— Start DATA ROWS —
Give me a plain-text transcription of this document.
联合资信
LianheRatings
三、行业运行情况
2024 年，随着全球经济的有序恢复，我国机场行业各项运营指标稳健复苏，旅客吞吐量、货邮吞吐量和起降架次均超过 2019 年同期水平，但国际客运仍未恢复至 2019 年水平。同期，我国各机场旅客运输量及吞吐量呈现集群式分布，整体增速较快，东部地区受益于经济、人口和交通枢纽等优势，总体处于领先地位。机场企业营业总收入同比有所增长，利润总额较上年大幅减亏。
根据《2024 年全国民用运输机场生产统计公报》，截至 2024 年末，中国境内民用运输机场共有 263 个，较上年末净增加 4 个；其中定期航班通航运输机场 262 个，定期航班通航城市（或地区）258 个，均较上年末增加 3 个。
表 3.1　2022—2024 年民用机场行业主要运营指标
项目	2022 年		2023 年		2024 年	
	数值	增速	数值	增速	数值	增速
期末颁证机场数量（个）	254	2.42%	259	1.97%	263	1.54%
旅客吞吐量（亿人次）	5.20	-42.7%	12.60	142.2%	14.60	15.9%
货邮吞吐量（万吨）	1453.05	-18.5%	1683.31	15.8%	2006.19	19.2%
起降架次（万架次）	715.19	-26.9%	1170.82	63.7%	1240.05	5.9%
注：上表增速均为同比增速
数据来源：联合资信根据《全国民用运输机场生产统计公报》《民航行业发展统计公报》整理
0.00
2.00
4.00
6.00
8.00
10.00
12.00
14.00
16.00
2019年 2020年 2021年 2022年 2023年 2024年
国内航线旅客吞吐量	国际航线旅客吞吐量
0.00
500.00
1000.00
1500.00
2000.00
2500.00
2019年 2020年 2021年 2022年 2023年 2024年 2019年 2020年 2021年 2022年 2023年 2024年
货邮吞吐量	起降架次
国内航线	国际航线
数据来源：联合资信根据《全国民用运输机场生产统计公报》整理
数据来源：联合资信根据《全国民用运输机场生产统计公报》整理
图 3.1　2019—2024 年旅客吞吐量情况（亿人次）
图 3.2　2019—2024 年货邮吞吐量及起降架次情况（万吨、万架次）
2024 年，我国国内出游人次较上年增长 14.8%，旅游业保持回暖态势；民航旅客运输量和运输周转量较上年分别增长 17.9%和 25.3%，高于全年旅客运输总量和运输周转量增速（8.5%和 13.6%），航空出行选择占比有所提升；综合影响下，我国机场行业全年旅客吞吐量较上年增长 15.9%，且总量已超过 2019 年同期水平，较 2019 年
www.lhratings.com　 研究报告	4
— End DATA ROWS —
INSTRUCTIONS FOR THE TASK ▸ Return every line exactly.

FULL OUTPUT ▸
Give me a plain-text transcription of this document.
联合资信
LianheRatings
三、行业运行情况
2024 年，随着全球经济的有序恢复，我国机场行业各项运营指标稳健复苏，旅客吞吐量、货邮吞吐量和起降架次均超过 2019 年同期水平，但国际客运仍未恢复至 2019 年水平。同期，我国各机场旅客运输量及吞吐量呈现集群式分布，整体增速较快，东部地区受益于经济、人口和交通枢纽等优势，总体处于领先地位。机场企业营业总收入同比有所增长，利润总额较上年大幅减亏。
根据《2024 年全国民用运输机场生产统计公报》，截至 2024 年末，中国境内民用运输机场共有 263 个，较上年末净增加 4 个；其中定期航班通航运输机场 262 个，定期航班通航城市（或地区）258 个，均较上年末增加 3 个。
表 3.1　2022—2024 年民用机场行业主要运营指标
项目	2022 年		2023 年		2024 年	
	数值	增速	数值	增速	数值	增速
期末颁证机场数量（个）	254	2.42%	259	1.97%	263	1.54%
旅客吞吐量（亿人次）	5.20	-42.7%	12.60	142.2%	14.60	15.9%
货邮吞吐量（万吨）	1453.05	-18.5%	1683.31	15.8%	2006.19	19.2%
起降架次（万架次）	715.19	-26.9%	1170.82	63.7%	1240.05	5.9%
注：上表增速均为同比增速
数据来源：联合资信根据《全国民用运输机场生产统计公报》《民航行业发展统计公报》整理
0.00
2.00
4.00
6.00
8.00
10.00
12.00
14.00
16.00
2019年 2020年 2021年 2022年 2023年 2024年
国内航线旅客吞吐量	国际航线旅客吞吐量
0.00
500.00
1000.00
1500.00
2000.00
2500.00
2019年 2020年 2021年 2022年 2023年 2024年 2019年 2020年 2021年 2022年 2023年 2024年
货邮吞吐量	起降架次
国内航线	国际航线
数据来源：联合资信根据《全国民用运输机场生产统计公报》整理
数据来源：联合资信根据《全国民用运输机场生产统计公报》整理
图 3.1　2019—2024 年旅客吞吐量情况（亿人次）
图 3.2　2019—2024 年货邮吞吐量及起降架次情况（万吨、万架次）
2024 年，我国国内出游人次较上年增长 14.8%，旅游业保持回暖态势；民航旅客运输量和运输周转量较上年分别增长 17.9%和 25.3%，高于全年旅客运输总量和运输周转量增速（8.5%和 13.6%），航空出行选择占比有所提升；综合影响下，我国机场行业全年旅客吞吐量较上年增长 15.9%，且总量已超过 2019 年同期水平，较 2019 年
www.lhratings.com　 研究报告	4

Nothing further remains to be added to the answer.